DIRECTIONS: Copy the lines from the line with "List each element" up to and including the line with "468, 58, 472]", switching "panel-e-point" to "panel-e-marker" and leaving everything else the same.

TASK INPUTS:
-=-=-=-=-
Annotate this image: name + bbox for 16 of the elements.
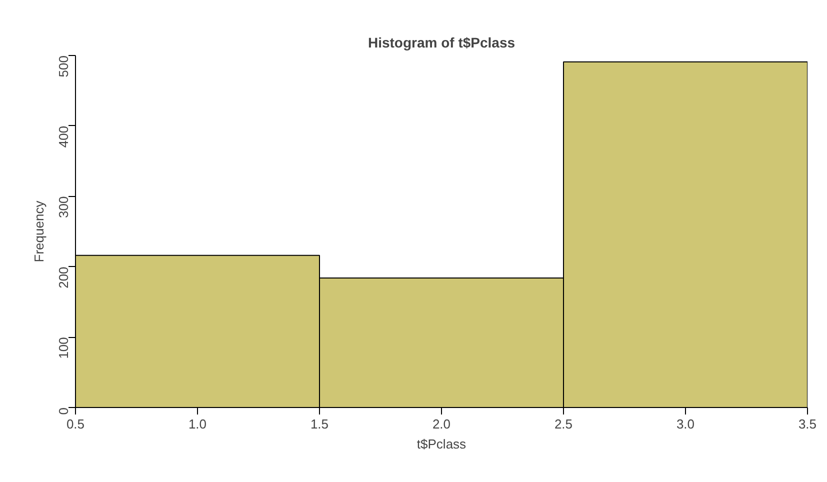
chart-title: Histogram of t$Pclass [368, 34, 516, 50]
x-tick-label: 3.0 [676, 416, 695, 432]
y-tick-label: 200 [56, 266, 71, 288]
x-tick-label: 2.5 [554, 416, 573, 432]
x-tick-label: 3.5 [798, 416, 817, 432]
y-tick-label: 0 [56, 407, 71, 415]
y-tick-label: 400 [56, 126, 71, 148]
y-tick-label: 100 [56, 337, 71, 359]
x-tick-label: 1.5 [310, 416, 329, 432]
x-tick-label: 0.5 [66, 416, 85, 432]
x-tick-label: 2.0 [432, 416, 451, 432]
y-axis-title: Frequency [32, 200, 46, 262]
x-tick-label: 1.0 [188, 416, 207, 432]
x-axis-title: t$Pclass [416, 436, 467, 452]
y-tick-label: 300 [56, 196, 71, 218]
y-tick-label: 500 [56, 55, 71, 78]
-=-=-=-=-
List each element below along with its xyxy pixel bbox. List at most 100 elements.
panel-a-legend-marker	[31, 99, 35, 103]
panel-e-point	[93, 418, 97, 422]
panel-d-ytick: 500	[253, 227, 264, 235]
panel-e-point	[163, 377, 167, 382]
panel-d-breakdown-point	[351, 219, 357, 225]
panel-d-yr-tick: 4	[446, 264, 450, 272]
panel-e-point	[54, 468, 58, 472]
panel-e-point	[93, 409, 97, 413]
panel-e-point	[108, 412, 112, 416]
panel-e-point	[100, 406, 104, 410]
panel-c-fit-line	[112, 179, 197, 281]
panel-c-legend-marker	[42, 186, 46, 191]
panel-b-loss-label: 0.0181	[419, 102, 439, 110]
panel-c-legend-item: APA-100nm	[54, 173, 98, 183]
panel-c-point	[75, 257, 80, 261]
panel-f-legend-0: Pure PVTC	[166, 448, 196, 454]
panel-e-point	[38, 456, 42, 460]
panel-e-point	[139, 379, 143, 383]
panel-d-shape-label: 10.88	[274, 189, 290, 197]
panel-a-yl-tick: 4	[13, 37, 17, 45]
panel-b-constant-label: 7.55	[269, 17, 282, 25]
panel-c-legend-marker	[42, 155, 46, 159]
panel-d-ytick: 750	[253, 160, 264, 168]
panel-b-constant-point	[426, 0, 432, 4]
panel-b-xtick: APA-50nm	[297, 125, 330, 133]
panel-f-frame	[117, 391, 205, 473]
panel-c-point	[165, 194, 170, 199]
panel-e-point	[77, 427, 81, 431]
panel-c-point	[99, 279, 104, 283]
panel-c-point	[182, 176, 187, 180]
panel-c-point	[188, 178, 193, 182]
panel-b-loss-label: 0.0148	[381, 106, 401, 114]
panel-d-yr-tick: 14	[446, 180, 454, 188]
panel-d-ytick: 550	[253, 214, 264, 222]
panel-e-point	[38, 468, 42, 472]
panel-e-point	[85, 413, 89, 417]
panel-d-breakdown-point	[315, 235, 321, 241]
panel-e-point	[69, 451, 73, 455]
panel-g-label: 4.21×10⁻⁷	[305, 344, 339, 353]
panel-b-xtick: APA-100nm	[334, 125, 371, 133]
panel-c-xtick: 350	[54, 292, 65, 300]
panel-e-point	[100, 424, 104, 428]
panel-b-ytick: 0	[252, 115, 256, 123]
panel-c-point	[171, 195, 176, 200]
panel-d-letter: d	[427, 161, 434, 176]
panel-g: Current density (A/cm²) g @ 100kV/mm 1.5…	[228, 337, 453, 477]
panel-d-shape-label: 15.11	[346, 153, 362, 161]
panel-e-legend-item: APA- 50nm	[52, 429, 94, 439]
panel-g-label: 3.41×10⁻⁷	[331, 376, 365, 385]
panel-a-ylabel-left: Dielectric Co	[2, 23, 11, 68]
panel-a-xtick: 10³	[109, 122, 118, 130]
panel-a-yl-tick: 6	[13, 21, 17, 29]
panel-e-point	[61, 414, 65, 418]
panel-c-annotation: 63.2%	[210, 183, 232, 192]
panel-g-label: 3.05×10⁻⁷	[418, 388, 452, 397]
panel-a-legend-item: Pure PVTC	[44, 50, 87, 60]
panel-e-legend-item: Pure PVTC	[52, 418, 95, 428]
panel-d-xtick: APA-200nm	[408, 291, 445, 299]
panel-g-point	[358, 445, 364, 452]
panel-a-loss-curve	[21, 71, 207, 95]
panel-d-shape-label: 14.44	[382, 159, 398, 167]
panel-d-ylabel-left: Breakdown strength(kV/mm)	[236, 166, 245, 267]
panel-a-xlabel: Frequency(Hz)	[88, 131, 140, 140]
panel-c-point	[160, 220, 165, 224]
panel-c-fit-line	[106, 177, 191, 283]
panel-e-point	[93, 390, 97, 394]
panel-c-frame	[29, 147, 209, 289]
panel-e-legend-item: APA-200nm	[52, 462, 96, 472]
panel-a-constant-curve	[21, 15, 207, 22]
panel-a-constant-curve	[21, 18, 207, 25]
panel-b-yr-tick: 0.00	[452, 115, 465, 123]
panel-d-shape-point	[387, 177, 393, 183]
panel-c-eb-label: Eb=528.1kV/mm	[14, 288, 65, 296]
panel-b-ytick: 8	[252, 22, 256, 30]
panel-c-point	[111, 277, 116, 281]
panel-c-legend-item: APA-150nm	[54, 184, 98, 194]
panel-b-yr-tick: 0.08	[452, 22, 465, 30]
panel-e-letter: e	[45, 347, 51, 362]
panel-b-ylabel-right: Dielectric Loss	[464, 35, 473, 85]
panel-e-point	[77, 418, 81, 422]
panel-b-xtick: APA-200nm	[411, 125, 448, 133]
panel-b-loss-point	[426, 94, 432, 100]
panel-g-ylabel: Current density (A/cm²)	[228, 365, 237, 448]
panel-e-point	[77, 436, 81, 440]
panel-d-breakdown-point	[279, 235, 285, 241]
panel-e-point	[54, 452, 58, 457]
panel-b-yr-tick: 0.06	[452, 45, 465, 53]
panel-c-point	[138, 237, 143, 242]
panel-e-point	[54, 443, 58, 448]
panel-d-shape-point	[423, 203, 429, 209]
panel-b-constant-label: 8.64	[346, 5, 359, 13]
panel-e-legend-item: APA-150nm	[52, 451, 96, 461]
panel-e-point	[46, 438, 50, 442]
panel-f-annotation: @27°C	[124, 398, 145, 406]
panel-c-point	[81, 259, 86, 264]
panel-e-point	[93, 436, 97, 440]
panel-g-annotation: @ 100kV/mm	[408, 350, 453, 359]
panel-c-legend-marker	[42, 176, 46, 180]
-=-=-=-=-
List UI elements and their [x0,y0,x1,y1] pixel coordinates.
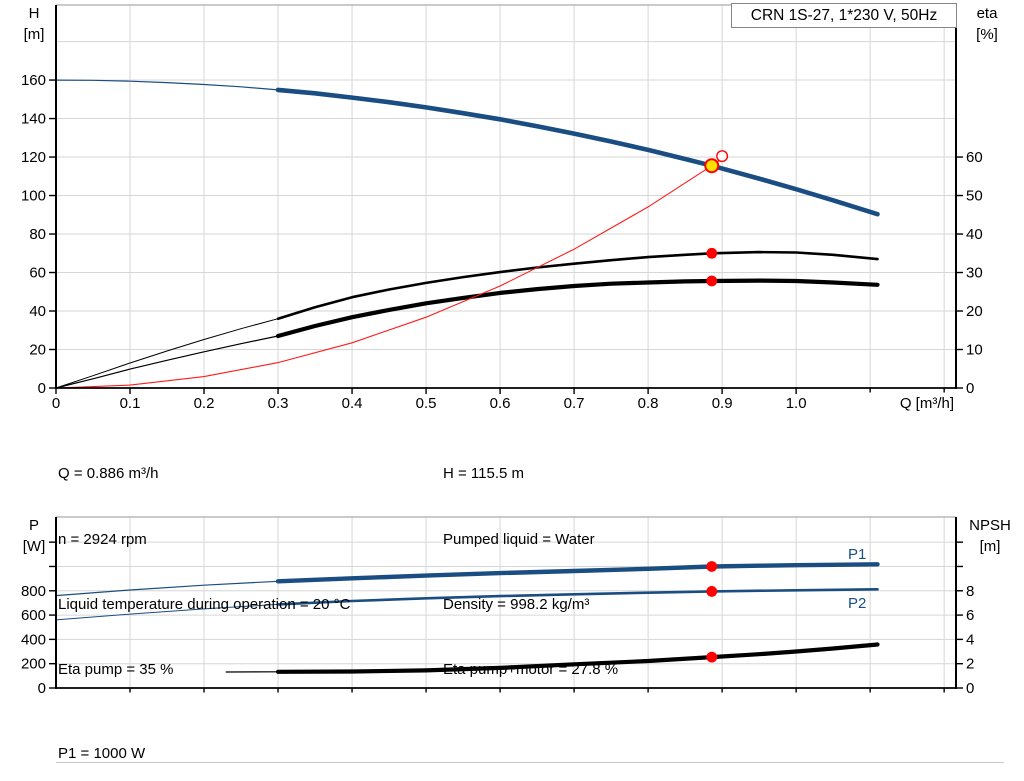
-=-=-=-=-
RESULT OF THE TASK:
List each element below along with its xyxy pixel bbox. List at most 100 elements.
panel-a-legend-marker	[31, 99, 35, 103]
panel-e-marker	[93, 418, 97, 422]
panel-d-ytick: 500	[253, 227, 264, 235]
panel-e-marker	[163, 377, 167, 382]
panel-d-breakdown-point	[351, 219, 357, 225]
panel-d-yr-tick: 4	[446, 264, 450, 272]
panel-e-marker	[54, 468, 58, 472]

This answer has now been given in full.